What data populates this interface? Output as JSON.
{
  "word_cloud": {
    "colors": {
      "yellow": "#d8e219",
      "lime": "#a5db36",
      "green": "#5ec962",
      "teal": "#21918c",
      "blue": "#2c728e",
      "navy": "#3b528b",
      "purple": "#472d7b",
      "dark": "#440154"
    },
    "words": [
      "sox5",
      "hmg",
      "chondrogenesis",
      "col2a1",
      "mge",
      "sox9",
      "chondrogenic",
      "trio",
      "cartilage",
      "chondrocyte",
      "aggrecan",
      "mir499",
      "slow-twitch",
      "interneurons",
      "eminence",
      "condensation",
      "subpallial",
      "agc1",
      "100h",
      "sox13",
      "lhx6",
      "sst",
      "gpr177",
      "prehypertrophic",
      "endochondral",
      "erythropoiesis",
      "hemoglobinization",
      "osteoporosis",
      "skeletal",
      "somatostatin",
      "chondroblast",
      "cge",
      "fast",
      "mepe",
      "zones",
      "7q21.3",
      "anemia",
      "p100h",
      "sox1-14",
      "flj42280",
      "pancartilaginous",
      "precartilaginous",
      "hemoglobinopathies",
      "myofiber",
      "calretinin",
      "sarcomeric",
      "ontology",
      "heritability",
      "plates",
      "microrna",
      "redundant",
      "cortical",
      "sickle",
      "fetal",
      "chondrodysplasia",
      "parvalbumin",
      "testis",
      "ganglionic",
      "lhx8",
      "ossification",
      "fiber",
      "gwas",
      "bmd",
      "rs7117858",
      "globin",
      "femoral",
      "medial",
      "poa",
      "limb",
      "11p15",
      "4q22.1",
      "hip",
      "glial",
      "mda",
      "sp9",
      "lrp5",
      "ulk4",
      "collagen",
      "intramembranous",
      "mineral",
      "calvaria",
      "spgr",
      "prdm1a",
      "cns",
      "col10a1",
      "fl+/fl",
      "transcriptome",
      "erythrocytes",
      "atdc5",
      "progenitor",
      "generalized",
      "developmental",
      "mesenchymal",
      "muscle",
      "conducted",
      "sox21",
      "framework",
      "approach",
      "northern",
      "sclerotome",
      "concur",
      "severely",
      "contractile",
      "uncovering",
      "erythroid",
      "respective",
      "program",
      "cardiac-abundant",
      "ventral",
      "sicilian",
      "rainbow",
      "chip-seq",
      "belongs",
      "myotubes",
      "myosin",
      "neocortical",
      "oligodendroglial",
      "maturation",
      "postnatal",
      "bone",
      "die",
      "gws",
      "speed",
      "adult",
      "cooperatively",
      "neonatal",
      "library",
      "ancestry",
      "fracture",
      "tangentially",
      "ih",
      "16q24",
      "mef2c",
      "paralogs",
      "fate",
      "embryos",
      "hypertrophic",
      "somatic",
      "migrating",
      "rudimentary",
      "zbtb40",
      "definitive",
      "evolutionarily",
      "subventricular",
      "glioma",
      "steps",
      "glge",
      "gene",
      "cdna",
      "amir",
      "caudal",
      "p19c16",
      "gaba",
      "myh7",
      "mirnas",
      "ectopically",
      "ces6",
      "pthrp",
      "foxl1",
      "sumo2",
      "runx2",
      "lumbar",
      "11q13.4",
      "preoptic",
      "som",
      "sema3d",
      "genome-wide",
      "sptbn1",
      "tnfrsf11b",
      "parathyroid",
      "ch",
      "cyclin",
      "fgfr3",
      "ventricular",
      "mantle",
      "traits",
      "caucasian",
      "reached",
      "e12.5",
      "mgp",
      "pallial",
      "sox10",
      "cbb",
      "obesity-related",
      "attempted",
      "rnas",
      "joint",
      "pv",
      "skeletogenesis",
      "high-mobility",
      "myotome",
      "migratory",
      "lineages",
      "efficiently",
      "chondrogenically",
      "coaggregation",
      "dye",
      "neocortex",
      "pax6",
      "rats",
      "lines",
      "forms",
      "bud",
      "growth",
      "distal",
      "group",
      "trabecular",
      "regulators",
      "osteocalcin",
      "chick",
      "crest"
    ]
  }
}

» HOW TO COMPLETE THIS TASK:
All that is needed is the material, repeated exactly.

» EXERCISE ANSWER:
What data populates this interface? Output as JSON.
{
  "word_cloud": {
    "colors": {
      "yellow": "#d8e219",
      "lime": "#a5db36",
      "green": "#5ec962",
      "teal": "#21918c",
      "blue": "#2c728e",
      "navy": "#3b528b",
      "purple": "#472d7b",
      "dark": "#440154"
    },
    "words": [
      "sox5",
      "hmg",
      "chondrogenesis",
      "col2a1",
      "mge",
      "sox9",
      "chondrogenic",
      "trio",
      "cartilage",
      "chondrocyte",
      "aggrecan",
      "mir499",
      "slow-twitch",
      "interneurons",
      "eminence",
      "condensation",
      "subpallial",
      "agc1",
      "100h",
      "sox13",
      "lhx6",
      "sst",
      "gpr177",
      "prehypertrophic",
      "endochondral",
      "erythropoiesis",
      "hemoglobinization",
      "osteoporosis",
      "skeletal",
      "somatostatin",
      "chondroblast",
      "cge",
      "fast",
      "mepe",
      "zones",
      "7q21.3",
      "anemia",
      "p100h",
      "sox1-14",
      "flj42280",
      "pancartilaginous",
      "precartilaginous",
      "hemoglobinopathies",
      "myofiber",
      "calretinin",
      "sarcomeric",
      "ontology",
      "heritability",
      "plates",
      "microrna",
      "redundant",
      "cortical",
      "sickle",
      "fetal",
      "chondrodysplasia",
      "parvalbumin",
      "testis",
      "ganglionic",
      "lhx8",
      "ossification",
      "fiber",
      "gwas",
      "bmd",
      "rs7117858",
      "globin",
      "femoral",
      "medial",
      "poa",
      "limb",
      "11p15",
      "4q22.1",
      "hip",
      "glial",
      "mda",
      "sp9",
      "lrp5",
      "ulk4",
      "collagen",
      "intramembranous",
      "mineral",
      "calvaria",
      "spgr",
      "prdm1a",
      "cns",
      "col10a1",
      "fl+/fl",
      "transcriptome",
      "erythrocytes",
      "atdc5",
      "progenitor",
      "generalized",
      "developmental",
      "mesenchymal",
      "muscle",
      "conducted",
      "sox21",
      "framework",
      "approach",
      "northern",
      "sclerotome",
      "concur",
      "severely",
      "contractile",
      "uncovering",
      "erythroid",
      "respective",
      "program",
      "cardiac-abundant",
      "ventral",
      "sicilian",
      "rainbow",
      "chip-seq",
      "belongs",
      "myotubes",
      "myosin",
      "neocortical",
      "oligodendroglial",
      "maturation",
      "postnatal",
      "bone",
      "die",
      "gws",
      "speed",
      "adult",
      "cooperatively",
      "neonatal",
      "library",
      "ancestry",
      "fracture",
      "tangentially",
      "ih",
      "16q24",
      "mef2c",
      "paralogs",
      "fate",
      "embryos",
      "hypertrophic",
      "somatic",
      "migrating",
      "rudimentary",
      "zbtb40",
      "definitive",
      "evolutionarily",
      "subventricular",
      "glioma",
      "steps",
      "glge",
      "gene",
      "cdna",
      "amir",
      "caudal",
      "p19c16",
      "gaba",
      "myh7",
      "mirnas",
      "ectopically",
      "ces6",
      "pthrp",
      "foxl1",
      "sumo2",
      "runx2",
      "lumbar",
      "11q13.4",
      "preoptic",
      "som",
      "sema3d",
      "genome-wide",
      "sptbn1",
      "tnfrsf11b",
      "parathyroid",
      "ch",
      "cyclin",
      "fgfr3",
      "ventricular",
      "mantle",
      "traits",
      "caucasian",
      "reached",
      "e12.5",
      "mgp",
      "pallial",
      "sox10",
      "cbb",
      "obesity-related",
      "attempted",
      "rnas",
      "joint",
      "pv",
      "skeletogenesis",
      "high-mobility",
      "myotome",
      "migratory",
      "lineages",
      "efficiently",
      "chondrogenically",
      "coaggregation",
      "dye",
      "neocortex",
      "pax6",
      "rats",
      "lines",
      "forms",
      "bud",
      "growth",
      "distal",
      "group",
      "trabecular",
      "regulators",
      "osteocalcin",
      "chick",
      "crest"
    ]
  }
}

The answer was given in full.